▸ **Ejercicios**
1: Según el texto sobre la indemnización y el IRPF, ¿qué artículo de la LIRPF prevé la exención de las indemnizaciones por responsabilidad civil por daños personales?
2: Reproduzca del texto sobre la indemnización y el IRPF todo el fragmento que va desde "La cuestión principal" hasta "o judicialmente reconocida.".
3: Escriba la continuación del texto sobre la indemnización por renunciar a ejecutar una sentencia a partir del punto en que se interrumpe.

▸ **Texto del ejercicio**
● ● ● ● ●

La indemnización por renunciar a ejecutar una sentencia no está exenta de IRPF, el TEAC considera que compensa un daño patrimonial y no daños personales o morales

El TEAC considera que la indemnización por renunciar al derecho a ejecutar una sentencia compensa la pérdida de una ventaja económica y no daños personales o morales, por lo que no resulta aplicable la exención del art. 7.d) LIRPF.
El Tribunal Económico-Administrativo Central, en su resolución RG 1809/2024, de 23 de junio de 2026, considera que la indemnización percibida no está amparada por la exención prevista en el art. 7.d) LIRPF, al entender que no tiene por finalidad resarcir daños personales o morales, sino compensar la renuncia al derecho a ejecutar una sentencia en sus propios términos, evitando la demolición de unas construcciones realizadas al amparo de una licencia declarada ilegal. En consecuencia, la indemnización tiene la consideración de ganancia patrimonial sujeta a tributación y debe imputarse a quien generó el derecho a su obtención, con independencia del régimen económico matrimonial.
La cuestión principal consiste en determinar si la indemnización percibida tenía por finalidad resarcir daños personales y morales y, por tanto, podía quedar exenta, o si, por el contrario, compensaba la renuncia a ejecutar una sentencia en sus propios términos. El art. 7.d) LIRPF contempla la exención de las indemnizaciones como consecuencia de responsabilidad civil por daños personales, en la cuantía legal o judicialmente reconocida.
El TEAC considera que, aunque el acuerdo alcanzado entre las partes hace referencia a una indemnización por daños morales de carácter personal, de su contenido se desprende que la indemnización se abona en compensación por la renuncia al derecho a ejecutar la sentencia en los términos en que había sido dictada, es decir, a la demolición de lo construido al amparo de una licencia declarada ilegal.

● ● ● ● ●

▸ **Líneas consignadas**
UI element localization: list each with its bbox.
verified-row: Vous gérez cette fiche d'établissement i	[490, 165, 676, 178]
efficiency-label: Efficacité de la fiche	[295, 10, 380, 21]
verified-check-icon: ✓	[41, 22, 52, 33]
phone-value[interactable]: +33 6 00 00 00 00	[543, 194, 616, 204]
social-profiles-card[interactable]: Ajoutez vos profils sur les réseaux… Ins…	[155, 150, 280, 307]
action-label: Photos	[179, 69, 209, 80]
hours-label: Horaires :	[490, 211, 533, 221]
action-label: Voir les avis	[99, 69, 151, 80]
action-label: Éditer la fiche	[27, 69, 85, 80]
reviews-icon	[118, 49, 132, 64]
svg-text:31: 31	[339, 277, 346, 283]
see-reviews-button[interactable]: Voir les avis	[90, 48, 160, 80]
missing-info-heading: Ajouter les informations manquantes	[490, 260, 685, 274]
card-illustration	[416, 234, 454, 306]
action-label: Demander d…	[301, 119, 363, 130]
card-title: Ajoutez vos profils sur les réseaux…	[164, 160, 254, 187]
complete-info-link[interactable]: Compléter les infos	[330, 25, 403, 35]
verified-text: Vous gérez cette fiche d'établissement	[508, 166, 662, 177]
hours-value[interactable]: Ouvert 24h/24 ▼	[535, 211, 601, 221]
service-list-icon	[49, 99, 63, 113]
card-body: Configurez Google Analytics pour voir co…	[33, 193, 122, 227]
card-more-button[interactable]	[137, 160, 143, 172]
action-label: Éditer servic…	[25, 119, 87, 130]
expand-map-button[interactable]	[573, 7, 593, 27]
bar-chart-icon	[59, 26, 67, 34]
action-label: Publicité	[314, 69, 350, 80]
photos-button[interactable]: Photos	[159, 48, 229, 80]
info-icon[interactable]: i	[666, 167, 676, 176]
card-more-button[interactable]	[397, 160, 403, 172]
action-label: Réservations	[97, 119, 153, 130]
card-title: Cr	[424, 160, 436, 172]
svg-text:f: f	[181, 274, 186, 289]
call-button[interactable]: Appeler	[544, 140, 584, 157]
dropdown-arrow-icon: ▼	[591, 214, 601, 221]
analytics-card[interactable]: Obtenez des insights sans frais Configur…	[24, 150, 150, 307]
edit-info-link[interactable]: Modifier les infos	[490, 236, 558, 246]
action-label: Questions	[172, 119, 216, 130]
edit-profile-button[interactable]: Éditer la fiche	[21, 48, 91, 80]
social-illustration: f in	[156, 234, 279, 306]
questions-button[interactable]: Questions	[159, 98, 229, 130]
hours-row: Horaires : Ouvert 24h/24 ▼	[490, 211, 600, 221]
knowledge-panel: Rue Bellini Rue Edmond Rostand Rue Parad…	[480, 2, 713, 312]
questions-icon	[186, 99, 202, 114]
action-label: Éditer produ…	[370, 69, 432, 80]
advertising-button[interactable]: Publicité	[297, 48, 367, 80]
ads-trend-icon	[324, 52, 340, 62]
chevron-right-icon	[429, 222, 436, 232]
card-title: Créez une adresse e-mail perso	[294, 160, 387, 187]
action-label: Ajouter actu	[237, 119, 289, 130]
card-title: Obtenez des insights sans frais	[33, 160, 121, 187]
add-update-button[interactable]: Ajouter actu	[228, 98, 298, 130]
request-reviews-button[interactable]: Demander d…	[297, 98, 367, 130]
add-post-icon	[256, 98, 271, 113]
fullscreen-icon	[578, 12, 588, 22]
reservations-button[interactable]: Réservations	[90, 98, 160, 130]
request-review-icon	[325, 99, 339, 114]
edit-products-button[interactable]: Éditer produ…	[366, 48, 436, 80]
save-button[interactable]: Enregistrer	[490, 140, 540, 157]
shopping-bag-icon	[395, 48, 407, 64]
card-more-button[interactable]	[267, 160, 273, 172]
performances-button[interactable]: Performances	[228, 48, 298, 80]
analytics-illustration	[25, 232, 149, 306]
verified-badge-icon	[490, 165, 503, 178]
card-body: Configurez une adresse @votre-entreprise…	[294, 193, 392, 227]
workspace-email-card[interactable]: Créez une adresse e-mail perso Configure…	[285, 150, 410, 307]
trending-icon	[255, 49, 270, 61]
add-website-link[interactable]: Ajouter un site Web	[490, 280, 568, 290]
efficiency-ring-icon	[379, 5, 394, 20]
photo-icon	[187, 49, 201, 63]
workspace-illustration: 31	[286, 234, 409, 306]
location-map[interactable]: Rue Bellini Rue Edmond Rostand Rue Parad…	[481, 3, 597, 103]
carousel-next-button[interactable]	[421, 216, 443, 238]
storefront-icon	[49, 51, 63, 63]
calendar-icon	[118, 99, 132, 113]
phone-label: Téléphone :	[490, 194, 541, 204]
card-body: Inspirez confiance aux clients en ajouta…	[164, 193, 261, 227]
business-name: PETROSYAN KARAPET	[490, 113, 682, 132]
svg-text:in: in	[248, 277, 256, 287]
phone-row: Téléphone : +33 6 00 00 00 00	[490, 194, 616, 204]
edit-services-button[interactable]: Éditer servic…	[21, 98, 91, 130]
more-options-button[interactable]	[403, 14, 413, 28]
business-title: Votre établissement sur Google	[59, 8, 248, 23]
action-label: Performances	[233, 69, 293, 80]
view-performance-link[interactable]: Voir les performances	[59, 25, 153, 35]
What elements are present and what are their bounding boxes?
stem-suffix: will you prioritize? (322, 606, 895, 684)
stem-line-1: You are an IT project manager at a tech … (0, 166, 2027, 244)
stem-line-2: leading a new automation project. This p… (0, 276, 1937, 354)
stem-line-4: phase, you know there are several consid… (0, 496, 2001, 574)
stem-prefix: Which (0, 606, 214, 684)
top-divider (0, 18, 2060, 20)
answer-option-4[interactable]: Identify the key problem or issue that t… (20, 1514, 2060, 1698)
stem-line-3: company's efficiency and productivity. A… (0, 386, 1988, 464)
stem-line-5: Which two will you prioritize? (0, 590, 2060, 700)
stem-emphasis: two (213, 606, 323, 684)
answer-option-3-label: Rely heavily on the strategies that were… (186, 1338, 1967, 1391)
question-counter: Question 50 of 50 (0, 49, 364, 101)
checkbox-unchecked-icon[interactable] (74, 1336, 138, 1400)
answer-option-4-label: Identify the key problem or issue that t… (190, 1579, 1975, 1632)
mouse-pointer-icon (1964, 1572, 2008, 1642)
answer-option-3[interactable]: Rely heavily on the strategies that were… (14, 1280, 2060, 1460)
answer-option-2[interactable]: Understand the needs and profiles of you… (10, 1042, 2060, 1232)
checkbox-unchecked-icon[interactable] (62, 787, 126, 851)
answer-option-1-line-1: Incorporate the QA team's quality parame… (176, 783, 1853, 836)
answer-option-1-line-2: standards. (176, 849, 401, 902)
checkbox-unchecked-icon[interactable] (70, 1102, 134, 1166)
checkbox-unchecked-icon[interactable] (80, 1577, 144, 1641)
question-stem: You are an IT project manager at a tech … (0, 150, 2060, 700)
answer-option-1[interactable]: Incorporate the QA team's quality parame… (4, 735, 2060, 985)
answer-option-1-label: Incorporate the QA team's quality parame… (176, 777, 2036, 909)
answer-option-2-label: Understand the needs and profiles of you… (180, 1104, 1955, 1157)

● ● ● ● ●

▸ **Respuestas por apartado**
1: El art. 7.d) LIRPF.

2:
La cuestión principal consiste en determinar si la indemnización percibida tenía por finalidad resarcir daños personales y morales y, por tanto, podía quedar exenta, o si, por el contrario, compensaba la renuncia a ejecutar una sentencia en sus propios términos. El art. 7.d) LIRPF contempla la exención de las indemnizaciones como consecuencia de responsabilidad civil por daños personales, en la cuantía legal o judicialmente reconocida.

3:
El Tribunal destaca que, de no haberse producido la renuncia a la ejecución de la sentencia, se habría procedido a la demolición de las construcciones y no se habría satisfecho cantidad alguna en concepto de daños. Asimismo, señala que el acuerdo no permite distinguir una parte correspondiente a la renuncia al derecho de ejecución y otra al resarcimiento de daños personales, sino que en todo momento se refiere a la compensación por la renuncia a ejecutar la sentencia.
En consecuencia, el TEAC concluye que lo indemnizado no son daños personales o morales, sino la renuncia al derecho a ejecutar la sentencia, evitando la demolición de las construcciones ilegales. Por ello, la indemnización tiene la consideración de ganancia patrimonial y debe someterse a tributación, al no encontrarse amparada por ninguno de los supuestos de exención contemplados en la LIRPF.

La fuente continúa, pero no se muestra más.